[Instructions to follow]:
Go through the listing below and list every line with "name".

(Data records)
____________________
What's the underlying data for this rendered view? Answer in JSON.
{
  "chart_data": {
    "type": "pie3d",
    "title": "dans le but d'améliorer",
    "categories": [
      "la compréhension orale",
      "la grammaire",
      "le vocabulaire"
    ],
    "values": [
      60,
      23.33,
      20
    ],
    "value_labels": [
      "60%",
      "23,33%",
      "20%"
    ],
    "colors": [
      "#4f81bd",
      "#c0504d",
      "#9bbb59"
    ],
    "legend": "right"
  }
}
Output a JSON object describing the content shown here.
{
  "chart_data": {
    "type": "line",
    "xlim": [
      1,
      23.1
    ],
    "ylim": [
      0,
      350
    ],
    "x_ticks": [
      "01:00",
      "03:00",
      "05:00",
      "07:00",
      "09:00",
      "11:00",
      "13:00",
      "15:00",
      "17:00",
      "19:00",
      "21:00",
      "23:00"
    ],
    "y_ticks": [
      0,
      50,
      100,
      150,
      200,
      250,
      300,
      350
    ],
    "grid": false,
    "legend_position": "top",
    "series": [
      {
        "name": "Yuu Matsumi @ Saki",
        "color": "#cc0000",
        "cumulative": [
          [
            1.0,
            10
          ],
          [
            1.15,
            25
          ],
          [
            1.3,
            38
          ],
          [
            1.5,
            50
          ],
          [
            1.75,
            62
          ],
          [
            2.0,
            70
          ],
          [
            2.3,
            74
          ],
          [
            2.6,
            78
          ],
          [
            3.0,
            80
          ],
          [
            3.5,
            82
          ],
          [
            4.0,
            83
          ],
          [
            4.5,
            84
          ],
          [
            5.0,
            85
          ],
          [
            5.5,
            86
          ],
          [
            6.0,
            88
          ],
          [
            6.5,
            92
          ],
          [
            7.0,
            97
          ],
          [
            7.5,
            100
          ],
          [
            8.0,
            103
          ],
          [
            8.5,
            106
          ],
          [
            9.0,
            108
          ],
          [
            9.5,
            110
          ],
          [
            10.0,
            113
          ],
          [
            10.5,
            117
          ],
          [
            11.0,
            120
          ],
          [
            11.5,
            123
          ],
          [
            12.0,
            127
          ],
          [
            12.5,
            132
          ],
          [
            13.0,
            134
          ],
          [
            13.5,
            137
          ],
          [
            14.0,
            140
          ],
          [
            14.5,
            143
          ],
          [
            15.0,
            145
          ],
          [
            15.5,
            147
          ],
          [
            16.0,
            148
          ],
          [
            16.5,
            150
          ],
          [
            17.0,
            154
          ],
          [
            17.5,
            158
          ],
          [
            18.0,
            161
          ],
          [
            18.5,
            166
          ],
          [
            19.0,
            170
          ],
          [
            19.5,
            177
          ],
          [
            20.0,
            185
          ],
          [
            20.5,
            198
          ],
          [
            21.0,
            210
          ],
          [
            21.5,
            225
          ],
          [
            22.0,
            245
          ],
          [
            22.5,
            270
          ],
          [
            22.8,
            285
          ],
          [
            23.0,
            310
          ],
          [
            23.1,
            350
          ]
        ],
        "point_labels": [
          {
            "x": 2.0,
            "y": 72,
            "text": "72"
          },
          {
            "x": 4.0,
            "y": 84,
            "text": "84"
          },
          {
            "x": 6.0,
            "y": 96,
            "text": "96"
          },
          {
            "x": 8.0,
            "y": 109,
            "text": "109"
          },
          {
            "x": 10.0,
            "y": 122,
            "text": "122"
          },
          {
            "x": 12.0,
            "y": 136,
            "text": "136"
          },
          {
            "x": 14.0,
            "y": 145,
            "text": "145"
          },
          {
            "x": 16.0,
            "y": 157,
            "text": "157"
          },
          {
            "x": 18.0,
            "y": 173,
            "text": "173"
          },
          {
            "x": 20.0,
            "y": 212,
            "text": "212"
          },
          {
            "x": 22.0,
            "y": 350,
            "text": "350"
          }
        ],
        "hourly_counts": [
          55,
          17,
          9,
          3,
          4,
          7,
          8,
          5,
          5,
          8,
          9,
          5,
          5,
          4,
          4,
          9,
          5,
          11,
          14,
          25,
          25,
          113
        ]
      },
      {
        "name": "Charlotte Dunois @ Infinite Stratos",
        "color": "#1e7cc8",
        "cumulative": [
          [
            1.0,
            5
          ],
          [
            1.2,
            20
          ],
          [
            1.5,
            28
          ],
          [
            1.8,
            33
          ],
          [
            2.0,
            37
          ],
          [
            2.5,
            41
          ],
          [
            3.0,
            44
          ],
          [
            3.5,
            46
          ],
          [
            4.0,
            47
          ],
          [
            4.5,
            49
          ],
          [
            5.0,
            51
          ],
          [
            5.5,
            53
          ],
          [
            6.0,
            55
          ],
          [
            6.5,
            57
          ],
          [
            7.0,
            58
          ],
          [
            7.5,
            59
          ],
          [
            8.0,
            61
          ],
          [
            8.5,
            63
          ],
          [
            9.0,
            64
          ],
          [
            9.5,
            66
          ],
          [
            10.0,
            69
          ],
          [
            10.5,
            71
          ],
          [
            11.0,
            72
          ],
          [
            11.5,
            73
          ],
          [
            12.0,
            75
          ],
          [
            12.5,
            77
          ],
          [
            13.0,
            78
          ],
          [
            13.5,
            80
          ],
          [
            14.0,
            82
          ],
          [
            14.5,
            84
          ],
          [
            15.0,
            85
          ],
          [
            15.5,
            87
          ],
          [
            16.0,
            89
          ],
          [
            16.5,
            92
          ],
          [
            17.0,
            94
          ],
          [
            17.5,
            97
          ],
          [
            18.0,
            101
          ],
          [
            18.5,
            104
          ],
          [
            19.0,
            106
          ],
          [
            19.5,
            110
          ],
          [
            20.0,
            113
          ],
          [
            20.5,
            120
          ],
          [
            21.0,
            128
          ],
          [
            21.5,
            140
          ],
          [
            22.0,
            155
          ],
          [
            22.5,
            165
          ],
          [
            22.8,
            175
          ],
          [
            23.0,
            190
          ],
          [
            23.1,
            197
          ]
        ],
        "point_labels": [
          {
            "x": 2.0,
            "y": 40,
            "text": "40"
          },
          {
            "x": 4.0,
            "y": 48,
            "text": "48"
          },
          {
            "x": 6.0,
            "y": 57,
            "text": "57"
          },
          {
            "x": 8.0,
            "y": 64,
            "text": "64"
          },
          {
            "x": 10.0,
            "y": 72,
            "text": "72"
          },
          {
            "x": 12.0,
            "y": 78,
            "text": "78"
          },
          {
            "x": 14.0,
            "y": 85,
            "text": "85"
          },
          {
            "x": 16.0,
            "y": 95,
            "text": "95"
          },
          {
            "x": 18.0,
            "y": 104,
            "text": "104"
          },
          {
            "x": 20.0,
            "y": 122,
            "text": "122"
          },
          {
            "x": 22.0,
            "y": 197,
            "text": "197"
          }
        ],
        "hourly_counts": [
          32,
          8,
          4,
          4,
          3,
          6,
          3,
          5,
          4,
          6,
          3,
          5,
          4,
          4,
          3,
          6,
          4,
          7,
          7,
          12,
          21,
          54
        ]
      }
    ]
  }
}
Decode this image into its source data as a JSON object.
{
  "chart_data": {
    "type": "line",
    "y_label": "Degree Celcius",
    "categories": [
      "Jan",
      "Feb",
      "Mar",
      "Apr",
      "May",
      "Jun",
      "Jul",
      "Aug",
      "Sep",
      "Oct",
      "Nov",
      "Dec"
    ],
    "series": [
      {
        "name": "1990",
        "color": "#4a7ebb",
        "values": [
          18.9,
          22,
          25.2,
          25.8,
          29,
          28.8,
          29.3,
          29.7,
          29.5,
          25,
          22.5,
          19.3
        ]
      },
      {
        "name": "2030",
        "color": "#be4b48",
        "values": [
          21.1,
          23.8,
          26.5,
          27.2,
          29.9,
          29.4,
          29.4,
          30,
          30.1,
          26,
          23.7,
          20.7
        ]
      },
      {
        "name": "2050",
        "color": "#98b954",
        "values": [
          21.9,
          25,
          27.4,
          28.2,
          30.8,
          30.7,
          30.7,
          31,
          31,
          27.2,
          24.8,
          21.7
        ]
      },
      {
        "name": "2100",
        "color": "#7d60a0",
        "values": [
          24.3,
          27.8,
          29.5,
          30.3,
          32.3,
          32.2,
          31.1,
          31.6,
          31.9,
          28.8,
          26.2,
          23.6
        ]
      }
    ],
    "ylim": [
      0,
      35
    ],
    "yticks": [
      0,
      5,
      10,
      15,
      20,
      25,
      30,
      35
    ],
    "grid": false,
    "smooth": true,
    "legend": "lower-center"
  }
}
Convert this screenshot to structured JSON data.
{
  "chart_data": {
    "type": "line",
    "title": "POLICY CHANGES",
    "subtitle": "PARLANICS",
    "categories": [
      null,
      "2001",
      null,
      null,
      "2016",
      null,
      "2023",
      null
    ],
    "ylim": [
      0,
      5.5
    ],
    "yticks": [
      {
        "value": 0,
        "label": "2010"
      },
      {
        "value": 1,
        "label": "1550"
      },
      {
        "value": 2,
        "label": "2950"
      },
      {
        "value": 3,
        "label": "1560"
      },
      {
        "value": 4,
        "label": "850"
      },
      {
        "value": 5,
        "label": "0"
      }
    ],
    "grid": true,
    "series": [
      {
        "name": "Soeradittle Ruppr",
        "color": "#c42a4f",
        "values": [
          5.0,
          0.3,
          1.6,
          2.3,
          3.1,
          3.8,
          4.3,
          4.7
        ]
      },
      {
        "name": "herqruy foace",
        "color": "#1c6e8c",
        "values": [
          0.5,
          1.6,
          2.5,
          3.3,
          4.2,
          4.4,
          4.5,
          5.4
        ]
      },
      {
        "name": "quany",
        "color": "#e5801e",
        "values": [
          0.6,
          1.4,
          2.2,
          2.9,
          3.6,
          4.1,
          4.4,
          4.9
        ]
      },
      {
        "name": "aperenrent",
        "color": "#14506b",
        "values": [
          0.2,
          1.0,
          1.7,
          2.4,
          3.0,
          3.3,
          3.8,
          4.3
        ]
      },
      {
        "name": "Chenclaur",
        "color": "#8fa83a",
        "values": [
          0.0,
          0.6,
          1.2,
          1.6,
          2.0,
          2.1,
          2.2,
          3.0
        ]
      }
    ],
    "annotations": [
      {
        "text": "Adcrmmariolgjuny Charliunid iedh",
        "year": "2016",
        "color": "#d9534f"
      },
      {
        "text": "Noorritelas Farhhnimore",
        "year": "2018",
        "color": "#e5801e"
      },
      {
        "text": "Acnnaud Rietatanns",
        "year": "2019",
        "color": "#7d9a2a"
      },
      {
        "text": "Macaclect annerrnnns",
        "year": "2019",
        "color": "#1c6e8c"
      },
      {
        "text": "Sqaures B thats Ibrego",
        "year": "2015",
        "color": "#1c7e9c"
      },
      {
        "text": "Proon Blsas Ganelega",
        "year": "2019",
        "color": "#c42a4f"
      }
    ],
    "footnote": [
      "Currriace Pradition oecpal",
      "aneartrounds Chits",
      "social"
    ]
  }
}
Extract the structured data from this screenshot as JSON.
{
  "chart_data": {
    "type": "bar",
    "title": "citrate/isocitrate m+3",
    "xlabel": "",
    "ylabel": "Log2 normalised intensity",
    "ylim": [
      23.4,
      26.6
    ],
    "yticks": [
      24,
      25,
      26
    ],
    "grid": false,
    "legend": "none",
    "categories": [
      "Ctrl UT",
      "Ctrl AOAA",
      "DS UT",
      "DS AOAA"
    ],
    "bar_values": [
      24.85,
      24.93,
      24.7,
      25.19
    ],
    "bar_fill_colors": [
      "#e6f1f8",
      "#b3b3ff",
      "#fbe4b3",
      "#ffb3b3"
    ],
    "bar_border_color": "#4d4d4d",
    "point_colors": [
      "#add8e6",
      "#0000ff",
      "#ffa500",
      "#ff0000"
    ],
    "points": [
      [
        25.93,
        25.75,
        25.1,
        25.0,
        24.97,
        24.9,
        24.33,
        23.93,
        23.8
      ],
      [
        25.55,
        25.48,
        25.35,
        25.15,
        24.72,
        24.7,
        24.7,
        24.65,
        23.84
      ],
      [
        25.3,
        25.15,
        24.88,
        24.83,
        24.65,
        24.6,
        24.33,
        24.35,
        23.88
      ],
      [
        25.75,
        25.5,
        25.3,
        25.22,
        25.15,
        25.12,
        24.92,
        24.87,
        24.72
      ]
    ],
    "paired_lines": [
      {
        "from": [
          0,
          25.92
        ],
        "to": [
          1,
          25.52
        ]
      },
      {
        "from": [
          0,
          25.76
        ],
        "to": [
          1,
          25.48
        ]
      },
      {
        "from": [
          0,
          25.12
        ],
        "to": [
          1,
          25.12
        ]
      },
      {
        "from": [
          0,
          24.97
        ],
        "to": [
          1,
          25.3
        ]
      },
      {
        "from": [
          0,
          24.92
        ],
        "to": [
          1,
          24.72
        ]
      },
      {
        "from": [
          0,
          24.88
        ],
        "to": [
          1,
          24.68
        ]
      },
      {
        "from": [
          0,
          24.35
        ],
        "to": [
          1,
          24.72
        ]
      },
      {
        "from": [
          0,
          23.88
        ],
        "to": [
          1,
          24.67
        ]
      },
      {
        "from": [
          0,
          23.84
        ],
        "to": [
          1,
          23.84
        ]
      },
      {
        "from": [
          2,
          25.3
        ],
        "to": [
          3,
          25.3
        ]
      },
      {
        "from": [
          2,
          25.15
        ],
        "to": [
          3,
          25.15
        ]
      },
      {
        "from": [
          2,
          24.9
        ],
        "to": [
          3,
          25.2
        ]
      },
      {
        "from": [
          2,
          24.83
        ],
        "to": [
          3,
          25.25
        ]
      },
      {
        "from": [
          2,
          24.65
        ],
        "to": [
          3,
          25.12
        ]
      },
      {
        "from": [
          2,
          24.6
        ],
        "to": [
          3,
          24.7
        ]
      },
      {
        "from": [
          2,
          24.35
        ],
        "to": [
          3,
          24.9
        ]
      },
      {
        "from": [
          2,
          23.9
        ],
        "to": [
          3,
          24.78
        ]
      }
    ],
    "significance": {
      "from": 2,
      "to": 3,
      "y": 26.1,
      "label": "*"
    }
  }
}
____________________
[Response below]:
        "name": "Yuu Matsumi @ Saki",
        "name": "Charlotte Dunois @ Infinite Stratos",
        "name": "1990",
        "name": "2030",
        "name": "2050",
        "name": "2100",
        "name": "Soeradittle Ruppr",
        "name": "herqruy foace",
        "name": "quany",
        "name": "aperenrent",
        "name": "Chenclaur",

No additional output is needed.